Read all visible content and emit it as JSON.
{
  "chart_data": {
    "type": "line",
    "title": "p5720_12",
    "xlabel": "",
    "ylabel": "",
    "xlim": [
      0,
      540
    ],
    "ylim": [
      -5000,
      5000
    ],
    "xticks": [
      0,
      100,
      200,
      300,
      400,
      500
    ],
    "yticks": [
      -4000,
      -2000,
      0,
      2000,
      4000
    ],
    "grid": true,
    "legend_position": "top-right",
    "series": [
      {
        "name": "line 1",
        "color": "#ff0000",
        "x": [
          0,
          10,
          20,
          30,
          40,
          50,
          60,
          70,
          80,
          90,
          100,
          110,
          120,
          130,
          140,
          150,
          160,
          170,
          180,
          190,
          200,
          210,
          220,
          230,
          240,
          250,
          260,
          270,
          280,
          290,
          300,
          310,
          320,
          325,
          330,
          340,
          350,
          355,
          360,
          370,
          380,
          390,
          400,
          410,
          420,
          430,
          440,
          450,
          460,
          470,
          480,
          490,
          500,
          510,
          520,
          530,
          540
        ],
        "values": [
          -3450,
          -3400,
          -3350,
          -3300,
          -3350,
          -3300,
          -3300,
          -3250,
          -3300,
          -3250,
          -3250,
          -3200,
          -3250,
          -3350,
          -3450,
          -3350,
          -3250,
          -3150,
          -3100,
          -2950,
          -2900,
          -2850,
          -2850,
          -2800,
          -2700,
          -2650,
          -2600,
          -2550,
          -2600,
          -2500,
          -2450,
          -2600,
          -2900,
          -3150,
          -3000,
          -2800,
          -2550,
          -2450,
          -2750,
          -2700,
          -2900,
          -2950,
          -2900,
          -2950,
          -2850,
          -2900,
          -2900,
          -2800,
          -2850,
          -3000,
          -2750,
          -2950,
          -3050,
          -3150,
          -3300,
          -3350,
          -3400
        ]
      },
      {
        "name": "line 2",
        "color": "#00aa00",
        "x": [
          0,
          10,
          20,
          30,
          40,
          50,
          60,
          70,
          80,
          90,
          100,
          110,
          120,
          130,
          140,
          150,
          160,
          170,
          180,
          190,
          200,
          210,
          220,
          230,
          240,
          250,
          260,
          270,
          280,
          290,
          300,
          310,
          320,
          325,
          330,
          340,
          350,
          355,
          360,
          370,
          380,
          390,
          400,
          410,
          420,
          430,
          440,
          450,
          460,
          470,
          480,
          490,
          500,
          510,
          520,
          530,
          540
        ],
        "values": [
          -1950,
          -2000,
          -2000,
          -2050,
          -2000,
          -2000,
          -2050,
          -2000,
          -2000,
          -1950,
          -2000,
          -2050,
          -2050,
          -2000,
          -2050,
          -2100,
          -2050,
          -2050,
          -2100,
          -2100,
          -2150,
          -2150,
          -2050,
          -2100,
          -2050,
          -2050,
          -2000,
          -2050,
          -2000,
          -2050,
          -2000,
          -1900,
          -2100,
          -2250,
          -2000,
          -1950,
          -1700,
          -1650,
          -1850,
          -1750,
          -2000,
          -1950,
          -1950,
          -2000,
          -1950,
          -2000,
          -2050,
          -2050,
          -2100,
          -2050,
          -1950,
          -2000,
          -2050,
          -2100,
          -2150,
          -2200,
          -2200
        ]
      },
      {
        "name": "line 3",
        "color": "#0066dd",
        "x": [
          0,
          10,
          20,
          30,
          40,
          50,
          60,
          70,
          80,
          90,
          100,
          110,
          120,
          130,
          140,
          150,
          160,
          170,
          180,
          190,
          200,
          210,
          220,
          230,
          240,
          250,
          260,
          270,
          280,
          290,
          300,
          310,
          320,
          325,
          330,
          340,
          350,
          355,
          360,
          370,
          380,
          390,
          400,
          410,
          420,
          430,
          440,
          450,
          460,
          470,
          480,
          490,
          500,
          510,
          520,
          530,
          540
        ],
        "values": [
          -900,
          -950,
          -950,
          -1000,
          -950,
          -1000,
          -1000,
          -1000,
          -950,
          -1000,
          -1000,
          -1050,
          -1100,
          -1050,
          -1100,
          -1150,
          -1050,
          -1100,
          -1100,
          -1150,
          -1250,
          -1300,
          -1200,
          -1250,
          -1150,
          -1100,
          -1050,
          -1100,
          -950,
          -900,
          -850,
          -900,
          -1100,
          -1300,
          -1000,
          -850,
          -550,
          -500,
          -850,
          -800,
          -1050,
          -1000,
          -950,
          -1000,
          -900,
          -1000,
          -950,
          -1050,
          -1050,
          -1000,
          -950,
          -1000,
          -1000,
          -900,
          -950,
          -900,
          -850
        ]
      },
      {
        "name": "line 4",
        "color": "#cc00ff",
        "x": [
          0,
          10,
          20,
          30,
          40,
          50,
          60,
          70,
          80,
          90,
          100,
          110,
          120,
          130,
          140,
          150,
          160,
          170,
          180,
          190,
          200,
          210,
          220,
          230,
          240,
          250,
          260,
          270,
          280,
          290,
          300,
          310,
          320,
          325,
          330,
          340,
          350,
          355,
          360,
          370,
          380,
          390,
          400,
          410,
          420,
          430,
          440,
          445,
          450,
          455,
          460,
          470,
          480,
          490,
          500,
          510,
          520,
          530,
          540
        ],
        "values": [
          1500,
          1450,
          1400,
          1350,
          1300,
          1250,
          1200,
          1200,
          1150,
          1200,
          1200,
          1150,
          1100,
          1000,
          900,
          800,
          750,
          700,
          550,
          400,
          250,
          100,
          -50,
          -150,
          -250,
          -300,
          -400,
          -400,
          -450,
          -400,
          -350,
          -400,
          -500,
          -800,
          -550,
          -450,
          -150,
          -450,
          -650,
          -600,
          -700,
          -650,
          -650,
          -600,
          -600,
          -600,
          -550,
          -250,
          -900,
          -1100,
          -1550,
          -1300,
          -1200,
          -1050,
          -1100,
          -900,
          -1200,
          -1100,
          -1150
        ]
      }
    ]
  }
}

### EXERCISE DIRECTIONS
Tally up the lines with the word "color" in them, and answer with that number by itself.

### RESULT FOR THIS EXERCISE
4